*Record extracts*

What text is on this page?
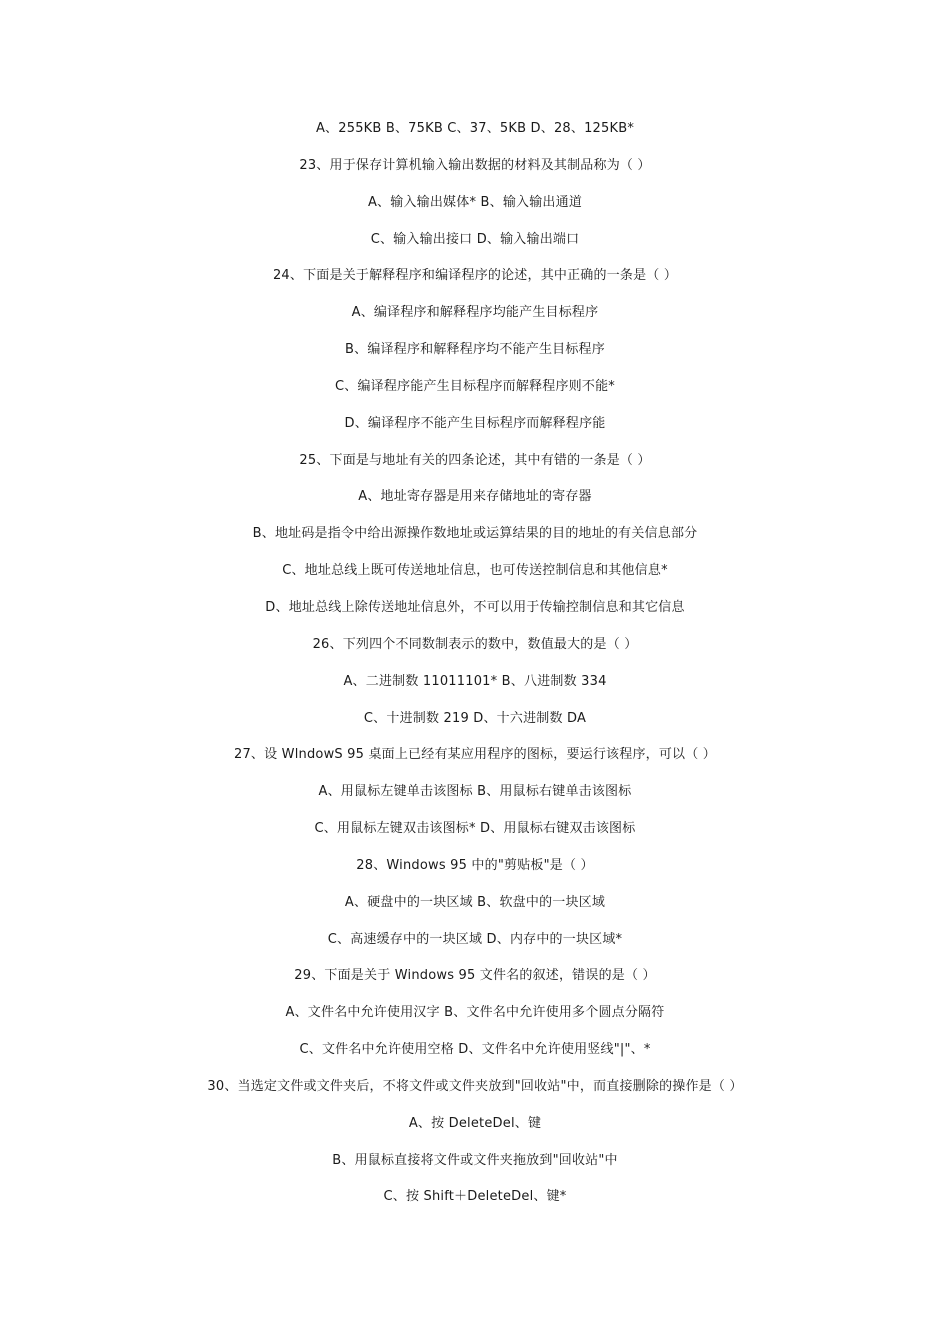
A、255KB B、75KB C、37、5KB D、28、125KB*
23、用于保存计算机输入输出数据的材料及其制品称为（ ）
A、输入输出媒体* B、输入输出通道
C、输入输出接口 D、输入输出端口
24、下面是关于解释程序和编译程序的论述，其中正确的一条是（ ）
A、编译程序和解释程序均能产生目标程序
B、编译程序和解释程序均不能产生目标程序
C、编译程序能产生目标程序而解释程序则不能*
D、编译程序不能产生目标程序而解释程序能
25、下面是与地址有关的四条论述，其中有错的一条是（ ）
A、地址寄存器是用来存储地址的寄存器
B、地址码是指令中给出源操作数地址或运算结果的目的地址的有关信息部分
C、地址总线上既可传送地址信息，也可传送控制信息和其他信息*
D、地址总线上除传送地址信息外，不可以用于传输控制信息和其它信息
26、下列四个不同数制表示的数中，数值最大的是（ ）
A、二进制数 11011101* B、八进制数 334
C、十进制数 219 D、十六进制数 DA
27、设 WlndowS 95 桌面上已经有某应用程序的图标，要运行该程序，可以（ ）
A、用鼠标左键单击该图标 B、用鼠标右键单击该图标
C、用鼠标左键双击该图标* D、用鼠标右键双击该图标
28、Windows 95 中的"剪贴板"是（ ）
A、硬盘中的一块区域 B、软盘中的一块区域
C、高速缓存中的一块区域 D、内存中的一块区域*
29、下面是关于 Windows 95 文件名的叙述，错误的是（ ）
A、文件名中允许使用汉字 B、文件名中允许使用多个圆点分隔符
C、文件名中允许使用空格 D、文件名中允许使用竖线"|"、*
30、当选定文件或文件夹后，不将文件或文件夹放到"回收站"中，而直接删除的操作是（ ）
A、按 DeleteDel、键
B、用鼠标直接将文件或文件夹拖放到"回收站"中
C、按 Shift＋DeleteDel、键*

--

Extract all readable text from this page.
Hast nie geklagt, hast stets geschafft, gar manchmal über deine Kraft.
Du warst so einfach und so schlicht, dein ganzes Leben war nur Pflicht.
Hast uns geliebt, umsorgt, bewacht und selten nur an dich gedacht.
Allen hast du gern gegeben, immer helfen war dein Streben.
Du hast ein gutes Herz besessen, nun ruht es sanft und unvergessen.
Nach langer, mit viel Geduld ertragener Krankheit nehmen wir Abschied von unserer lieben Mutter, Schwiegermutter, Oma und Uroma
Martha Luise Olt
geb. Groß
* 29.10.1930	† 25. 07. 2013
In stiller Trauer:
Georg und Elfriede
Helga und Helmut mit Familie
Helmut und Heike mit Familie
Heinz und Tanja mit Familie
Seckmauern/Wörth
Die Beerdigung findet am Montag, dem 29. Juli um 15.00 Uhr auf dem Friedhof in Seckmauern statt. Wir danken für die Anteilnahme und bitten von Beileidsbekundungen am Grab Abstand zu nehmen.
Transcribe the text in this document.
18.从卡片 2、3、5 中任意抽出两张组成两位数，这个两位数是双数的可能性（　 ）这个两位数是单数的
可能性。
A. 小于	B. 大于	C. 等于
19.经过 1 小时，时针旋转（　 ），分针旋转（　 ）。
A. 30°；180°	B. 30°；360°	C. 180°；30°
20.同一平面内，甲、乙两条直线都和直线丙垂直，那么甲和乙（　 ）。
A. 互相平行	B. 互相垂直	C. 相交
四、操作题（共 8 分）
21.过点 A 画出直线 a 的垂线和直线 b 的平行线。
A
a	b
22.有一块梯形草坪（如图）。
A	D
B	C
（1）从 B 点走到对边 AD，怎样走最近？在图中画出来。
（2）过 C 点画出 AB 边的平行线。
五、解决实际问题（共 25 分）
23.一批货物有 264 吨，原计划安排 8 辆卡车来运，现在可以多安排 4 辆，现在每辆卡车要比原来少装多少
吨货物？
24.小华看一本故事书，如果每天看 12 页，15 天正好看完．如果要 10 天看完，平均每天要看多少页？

--

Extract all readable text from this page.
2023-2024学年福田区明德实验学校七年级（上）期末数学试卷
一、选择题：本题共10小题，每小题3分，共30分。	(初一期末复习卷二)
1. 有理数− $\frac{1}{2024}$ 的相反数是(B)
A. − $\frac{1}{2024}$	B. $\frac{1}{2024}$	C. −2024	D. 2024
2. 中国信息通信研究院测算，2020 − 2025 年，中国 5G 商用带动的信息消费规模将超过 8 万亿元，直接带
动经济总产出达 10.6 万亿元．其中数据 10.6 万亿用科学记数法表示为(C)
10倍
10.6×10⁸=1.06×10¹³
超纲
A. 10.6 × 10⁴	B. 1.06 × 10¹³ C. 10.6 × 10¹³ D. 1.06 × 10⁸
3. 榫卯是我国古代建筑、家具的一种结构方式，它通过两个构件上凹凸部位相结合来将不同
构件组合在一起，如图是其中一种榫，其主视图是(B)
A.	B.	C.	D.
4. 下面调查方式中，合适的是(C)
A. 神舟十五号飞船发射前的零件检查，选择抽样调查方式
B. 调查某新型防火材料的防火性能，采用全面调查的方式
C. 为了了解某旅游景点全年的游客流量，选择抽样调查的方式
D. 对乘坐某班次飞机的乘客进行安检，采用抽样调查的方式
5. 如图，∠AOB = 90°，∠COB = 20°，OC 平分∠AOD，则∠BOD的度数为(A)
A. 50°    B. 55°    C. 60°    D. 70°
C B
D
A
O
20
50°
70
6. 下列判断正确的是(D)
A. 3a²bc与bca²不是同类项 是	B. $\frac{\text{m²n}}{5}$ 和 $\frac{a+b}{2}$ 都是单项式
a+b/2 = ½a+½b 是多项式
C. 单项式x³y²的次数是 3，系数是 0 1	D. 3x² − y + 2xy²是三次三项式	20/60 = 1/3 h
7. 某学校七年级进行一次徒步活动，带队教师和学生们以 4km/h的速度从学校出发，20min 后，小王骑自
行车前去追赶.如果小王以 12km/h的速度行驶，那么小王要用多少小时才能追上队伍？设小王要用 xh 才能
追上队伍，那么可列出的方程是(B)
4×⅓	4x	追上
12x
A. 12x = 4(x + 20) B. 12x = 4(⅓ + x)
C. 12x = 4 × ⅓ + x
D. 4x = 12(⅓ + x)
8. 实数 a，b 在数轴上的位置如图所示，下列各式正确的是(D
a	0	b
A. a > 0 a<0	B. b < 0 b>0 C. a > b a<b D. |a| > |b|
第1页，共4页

*Task statement*
From the entries above, copy every line that holds the word "Windows".

*Response below*
28、Windows 95 中的"剪贴板"是（ ）
29、下面是关于 Windows 95 文件名的叙述，错误的是（ ）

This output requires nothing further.